== Raw records ==

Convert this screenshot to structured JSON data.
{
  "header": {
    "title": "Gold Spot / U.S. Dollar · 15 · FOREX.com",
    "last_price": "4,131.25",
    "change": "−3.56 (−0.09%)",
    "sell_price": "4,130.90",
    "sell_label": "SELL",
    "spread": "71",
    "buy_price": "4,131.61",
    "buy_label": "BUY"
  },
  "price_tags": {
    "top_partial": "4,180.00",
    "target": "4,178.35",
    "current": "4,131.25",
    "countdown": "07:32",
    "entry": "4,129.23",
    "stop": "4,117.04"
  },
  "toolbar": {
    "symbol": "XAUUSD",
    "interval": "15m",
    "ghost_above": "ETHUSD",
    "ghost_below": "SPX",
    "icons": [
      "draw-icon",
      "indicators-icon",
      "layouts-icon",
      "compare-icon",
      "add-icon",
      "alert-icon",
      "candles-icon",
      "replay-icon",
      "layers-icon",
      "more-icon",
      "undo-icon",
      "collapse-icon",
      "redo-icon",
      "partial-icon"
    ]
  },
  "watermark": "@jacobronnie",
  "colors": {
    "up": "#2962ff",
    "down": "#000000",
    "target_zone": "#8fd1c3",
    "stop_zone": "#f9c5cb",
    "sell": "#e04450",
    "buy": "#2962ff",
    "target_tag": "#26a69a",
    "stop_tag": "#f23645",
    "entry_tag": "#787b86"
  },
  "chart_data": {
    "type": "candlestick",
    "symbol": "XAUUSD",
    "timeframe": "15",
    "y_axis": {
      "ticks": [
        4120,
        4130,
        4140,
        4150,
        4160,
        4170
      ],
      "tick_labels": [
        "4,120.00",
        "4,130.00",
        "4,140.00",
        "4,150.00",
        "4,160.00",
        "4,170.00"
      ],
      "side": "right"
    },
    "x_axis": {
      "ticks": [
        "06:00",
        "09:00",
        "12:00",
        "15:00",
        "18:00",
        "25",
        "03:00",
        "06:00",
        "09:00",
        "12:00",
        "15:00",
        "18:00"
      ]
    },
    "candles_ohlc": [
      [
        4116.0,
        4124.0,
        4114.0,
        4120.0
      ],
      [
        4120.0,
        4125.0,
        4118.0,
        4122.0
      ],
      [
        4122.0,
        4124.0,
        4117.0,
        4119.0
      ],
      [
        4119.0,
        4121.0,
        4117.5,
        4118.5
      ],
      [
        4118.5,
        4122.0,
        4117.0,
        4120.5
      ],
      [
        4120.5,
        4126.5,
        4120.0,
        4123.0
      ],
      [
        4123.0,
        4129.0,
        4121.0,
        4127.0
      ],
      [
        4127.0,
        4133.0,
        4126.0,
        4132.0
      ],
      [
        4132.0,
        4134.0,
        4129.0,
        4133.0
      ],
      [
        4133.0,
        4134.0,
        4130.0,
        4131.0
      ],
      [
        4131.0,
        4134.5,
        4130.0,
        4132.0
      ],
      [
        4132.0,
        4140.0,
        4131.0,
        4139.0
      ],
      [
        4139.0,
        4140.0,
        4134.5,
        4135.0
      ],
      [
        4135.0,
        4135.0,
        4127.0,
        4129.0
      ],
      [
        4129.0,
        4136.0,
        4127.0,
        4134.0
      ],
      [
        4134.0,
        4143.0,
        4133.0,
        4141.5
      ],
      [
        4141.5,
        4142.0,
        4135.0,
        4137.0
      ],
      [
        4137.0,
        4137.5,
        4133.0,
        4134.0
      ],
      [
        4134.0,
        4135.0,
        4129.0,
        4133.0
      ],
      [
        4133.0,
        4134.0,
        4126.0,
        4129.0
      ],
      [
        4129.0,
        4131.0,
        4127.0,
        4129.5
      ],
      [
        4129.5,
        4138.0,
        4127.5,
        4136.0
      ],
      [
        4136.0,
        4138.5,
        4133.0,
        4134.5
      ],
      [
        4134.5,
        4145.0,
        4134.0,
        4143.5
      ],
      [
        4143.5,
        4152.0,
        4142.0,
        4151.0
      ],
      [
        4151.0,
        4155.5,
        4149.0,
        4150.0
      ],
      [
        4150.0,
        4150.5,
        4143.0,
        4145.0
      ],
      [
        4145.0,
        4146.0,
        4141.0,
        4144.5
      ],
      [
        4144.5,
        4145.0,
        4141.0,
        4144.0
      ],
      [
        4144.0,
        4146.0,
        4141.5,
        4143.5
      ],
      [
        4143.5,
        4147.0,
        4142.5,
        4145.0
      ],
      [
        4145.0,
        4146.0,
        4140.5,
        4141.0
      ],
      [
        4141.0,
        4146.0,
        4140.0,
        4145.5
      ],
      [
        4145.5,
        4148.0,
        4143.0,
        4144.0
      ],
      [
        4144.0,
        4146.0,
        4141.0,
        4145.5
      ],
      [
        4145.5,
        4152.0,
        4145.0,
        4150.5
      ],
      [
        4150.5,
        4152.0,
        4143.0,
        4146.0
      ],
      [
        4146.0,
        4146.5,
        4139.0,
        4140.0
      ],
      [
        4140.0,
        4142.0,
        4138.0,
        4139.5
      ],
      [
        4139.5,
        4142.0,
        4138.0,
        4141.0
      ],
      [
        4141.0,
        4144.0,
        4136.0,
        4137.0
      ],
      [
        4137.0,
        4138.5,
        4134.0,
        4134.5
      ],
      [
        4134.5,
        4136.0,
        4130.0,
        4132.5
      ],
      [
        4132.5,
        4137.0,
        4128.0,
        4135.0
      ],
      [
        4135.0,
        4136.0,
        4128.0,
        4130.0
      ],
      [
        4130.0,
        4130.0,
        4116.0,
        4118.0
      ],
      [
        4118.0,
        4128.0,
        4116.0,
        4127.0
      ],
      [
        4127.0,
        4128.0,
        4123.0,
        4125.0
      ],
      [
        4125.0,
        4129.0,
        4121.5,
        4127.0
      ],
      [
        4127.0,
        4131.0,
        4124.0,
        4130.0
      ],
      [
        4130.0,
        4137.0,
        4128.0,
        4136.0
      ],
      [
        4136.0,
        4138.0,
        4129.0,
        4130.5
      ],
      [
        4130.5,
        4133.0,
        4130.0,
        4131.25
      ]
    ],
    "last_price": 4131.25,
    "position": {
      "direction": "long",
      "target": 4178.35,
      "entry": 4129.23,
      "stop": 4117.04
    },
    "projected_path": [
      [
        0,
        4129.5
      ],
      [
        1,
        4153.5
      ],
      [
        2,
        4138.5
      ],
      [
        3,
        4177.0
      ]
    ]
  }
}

===

[Direction]
The records above must be output exactly, in full.

[Final result]
Convert this screenshot to structured JSON data.
{
  "header": {
    "title": "Gold Spot / U.S. Dollar · 15 · FOREX.com",
    "last_price": "4,131.25",
    "change": "−3.56 (−0.09%)",
    "sell_price": "4,130.90",
    "sell_label": "SELL",
    "spread": "71",
    "buy_price": "4,131.61",
    "buy_label": "BUY"
  },
  "price_tags": {
    "top_partial": "4,180.00",
    "target": "4,178.35",
    "current": "4,131.25",
    "countdown": "07:32",
    "entry": "4,129.23",
    "stop": "4,117.04"
  },
  "toolbar": {
    "symbol": "XAUUSD",
    "interval": "15m",
    "ghost_above": "ETHUSD",
    "ghost_below": "SPX",
    "icons": [
      "draw-icon",
      "indicators-icon",
      "layouts-icon",
      "compare-icon",
      "add-icon",
      "alert-icon",
      "candles-icon",
      "replay-icon",
      "layers-icon",
      "more-icon",
      "undo-icon",
      "collapse-icon",
      "redo-icon",
      "partial-icon"
    ]
  },
  "watermark": "@jacobronnie",
  "colors": {
    "up": "#2962ff",
    "down": "#000000",
    "target_zone": "#8fd1c3",
    "stop_zone": "#f9c5cb",
    "sell": "#e04450",
    "buy": "#2962ff",
    "target_tag": "#26a69a",
    "stop_tag": "#f23645",
    "entry_tag": "#787b86"
  },
  "chart_data": {
    "type": "candlestick",
    "symbol": "XAUUSD",
    "timeframe": "15",
    "y_axis": {
      "ticks": [
        4120,
        4130,
        4140,
        4150,
        4160,
        4170
      ],
      "tick_labels": [
        "4,120.00",
        "4,130.00",
        "4,140.00",
        "4,150.00",
        "4,160.00",
        "4,170.00"
      ],
      "side": "right"
    },
    "x_axis": {
      "ticks": [
        "06:00",
        "09:00",
        "12:00",
        "15:00",
        "18:00",
        "25",
        "03:00",
        "06:00",
        "09:00",
        "12:00",
        "15:00",
        "18:00"
      ]
    },
    "candles_ohlc": [
      [
        4116.0,
        4124.0,
        4114.0,
        4120.0
      ],
      [
        4120.0,
        4125.0,
        4118.0,
        4122.0
      ],
      [
        4122.0,
        4124.0,
        4117.0,
        4119.0
      ],
      [
        4119.0,
        4121.0,
        4117.5,
        4118.5
      ],
      [
        4118.5,
        4122.0,
        4117.0,
        4120.5
      ],
      [
        4120.5,
        4126.5,
        4120.0,
        4123.0
      ],
      [
        4123.0,
        4129.0,
        4121.0,
        4127.0
      ],
      [
        4127.0,
        4133.0,
        4126.0,
        4132.0
      ],
      [
        4132.0,
        4134.0,
        4129.0,
        4133.0
      ],
      [
        4133.0,
        4134.0,
        4130.0,
        4131.0
      ],
      [
        4131.0,
        4134.5,
        4130.0,
        4132.0
      ],
      [
        4132.0,
        4140.0,
        4131.0,
        4139.0
      ],
      [
        4139.0,
        4140.0,
        4134.5,
        4135.0
      ],
      [
        4135.0,
        4135.0,
        4127.0,
        4129.0
      ],
      [
        4129.0,
        4136.0,
        4127.0,
        4134.0
      ],
      [
        4134.0,
        4143.0,
        4133.0,
        4141.5
      ],
      [
        4141.5,
        4142.0,
        4135.0,
        4137.0
      ],
      [
        4137.0,
        4137.5,
        4133.0,
        4134.0
      ],
      [
        4134.0,
        4135.0,
        4129.0,
        4133.0
      ],
      [
        4133.0,
        4134.0,
        4126.0,
        4129.0
      ],
      [
        4129.0,
        4131.0,
        4127.0,
        4129.5
      ],
      [
        4129.5,
        4138.0,
        4127.5,
        4136.0
      ],
      [
        4136.0,
        4138.5,
        4133.0,
        4134.5
      ],
      [
        4134.5,
        4145.0,
        4134.0,
        4143.5
      ],
      [
        4143.5,
        4152.0,
        4142.0,
        4151.0
      ],
      [
        4151.0,
        4155.5,
        4149.0,
        4150.0
      ],
      [
        4150.0,
        4150.5,
        4143.0,
        4145.0
      ],
      [
        4145.0,
        4146.0,
        4141.0,
        4144.5
      ],
      [
        4144.5,
        4145.0,
        4141.0,
        4144.0
      ],
      [
        4144.0,
        4146.0,
        4141.5,
        4143.5
      ],
      [
        4143.5,
        4147.0,
        4142.5,
        4145.0
      ],
      [
        4145.0,
        4146.0,
        4140.5,
        4141.0
      ],
      [
        4141.0,
        4146.0,
        4140.0,
        4145.5
      ],
      [
        4145.5,
        4148.0,
        4143.0,
        4144.0
      ],
      [
        4144.0,
        4146.0,
        4141.0,
        4145.5
      ],
      [
        4145.5,
        4152.0,
        4145.0,
        4150.5
      ],
      [
        4150.5,
        4152.0,
        4143.0,
        4146.0
      ],
      [
        4146.0,
        4146.5,
        4139.0,
        4140.0
      ],
      [
        4140.0,
        4142.0,
        4138.0,
        4139.5
      ],
      [
        4139.5,
        4142.0,
        4138.0,
        4141.0
      ],
      [
        4141.0,
        4144.0,
        4136.0,
        4137.0
      ],
      [
        4137.0,
        4138.5,
        4134.0,
        4134.5
      ],
      [
        4134.5,
        4136.0,
        4130.0,
        4132.5
      ],
      [
        4132.5,
        4137.0,
        4128.0,
        4135.0
      ],
      [
        4135.0,
        4136.0,
        4128.0,
        4130.0
      ],
      [
        4130.0,
        4130.0,
        4116.0,
        4118.0
      ],
      [
        4118.0,
        4128.0,
        4116.0,
        4127.0
      ],
      [
        4127.0,
        4128.0,
        4123.0,
        4125.0
      ],
      [
        4125.0,
        4129.0,
        4121.5,
        4127.0
      ],
      [
        4127.0,
        4131.0,
        4124.0,
        4130.0
      ],
      [
        4130.0,
        4137.0,
        4128.0,
        4136.0
      ],
      [
        4136.0,
        4138.0,
        4129.0,
        4130.5
      ],
      [
        4130.5,
        4133.0,
        4130.0,
        4131.25
      ]
    ],
    "last_price": 4131.25,
    "position": {
      "direction": "long",
      "target": 4178.35,
      "entry": 4129.23,
      "stop": 4117.04
    },
    "projected_path": [
      [
        0,
        4129.5
      ],
      [
        1,
        4153.5
      ],
      [
        2,
        4138.5
      ],
      [
        3,
        4177.0
      ]
    ]
  }
}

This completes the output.